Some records
○ ○ ○ ○
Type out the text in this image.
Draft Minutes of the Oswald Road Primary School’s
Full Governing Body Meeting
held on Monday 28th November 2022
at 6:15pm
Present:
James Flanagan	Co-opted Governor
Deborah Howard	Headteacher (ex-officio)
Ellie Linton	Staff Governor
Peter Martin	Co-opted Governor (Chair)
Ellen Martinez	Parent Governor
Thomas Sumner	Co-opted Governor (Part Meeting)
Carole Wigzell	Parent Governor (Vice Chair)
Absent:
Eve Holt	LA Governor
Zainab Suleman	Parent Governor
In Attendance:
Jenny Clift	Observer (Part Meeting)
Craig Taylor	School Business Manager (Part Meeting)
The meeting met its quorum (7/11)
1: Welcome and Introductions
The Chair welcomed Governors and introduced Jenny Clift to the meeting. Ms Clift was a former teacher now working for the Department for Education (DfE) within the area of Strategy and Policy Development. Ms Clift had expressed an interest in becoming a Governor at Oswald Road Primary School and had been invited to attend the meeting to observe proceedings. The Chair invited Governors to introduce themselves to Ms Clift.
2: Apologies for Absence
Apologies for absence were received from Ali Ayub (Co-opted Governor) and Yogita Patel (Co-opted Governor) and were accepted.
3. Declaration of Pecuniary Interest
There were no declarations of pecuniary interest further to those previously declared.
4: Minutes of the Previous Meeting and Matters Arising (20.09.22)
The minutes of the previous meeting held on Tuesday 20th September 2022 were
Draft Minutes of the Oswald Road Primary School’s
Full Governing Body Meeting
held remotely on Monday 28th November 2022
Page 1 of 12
○ ○ ○ ○
EXERCISE AIM
Output the records above in their entirety, exactly.

REPLY
Type out the text in this image.
Draft Minutes of the Oswald Road Primary School’s
Full Governing Body Meeting
held on Monday 28th November 2022
at 6:15pm
Present:
James Flanagan	Co-opted Governor
Deborah Howard	Headteacher (ex-officio)
Ellie Linton	Staff Governor
Peter Martin	Co-opted Governor (Chair)
Ellen Martinez	Parent Governor
Thomas Sumner	Co-opted Governor (Part Meeting)
Carole Wigzell	Parent Governor (Vice Chair)
Absent:
Eve Holt	LA Governor
Zainab Suleman	Parent Governor
In Attendance:
Jenny Clift	Observer (Part Meeting)
Craig Taylor	School Business Manager (Part Meeting)
The meeting met its quorum (7/11)
1: Welcome and Introductions
The Chair welcomed Governors and introduced Jenny Clift to the meeting. Ms Clift was a former teacher now working for the Department for Education (DfE) within the area of Strategy and Policy Development. Ms Clift had expressed an interest in becoming a Governor at Oswald Road Primary School and had been invited to attend the meeting to observe proceedings. The Chair invited Governors to introduce themselves to Ms Clift.
2: Apologies for Absence
Apologies for absence were received from Ali Ayub (Co-opted Governor) and Yogita Patel (Co-opted Governor) and were accepted.
3. Declaration of Pecuniary Interest
There were no declarations of pecuniary interest further to those previously declared.
4: Minutes of the Previous Meeting and Matters Arising (20.09.22)
The minutes of the previous meeting held on Tuesday 20th September 2022 were
Draft Minutes of the Oswald Road Primary School’s
Full Governing Body Meeting
held remotely on Monday 28th November 2022
Page 1 of 12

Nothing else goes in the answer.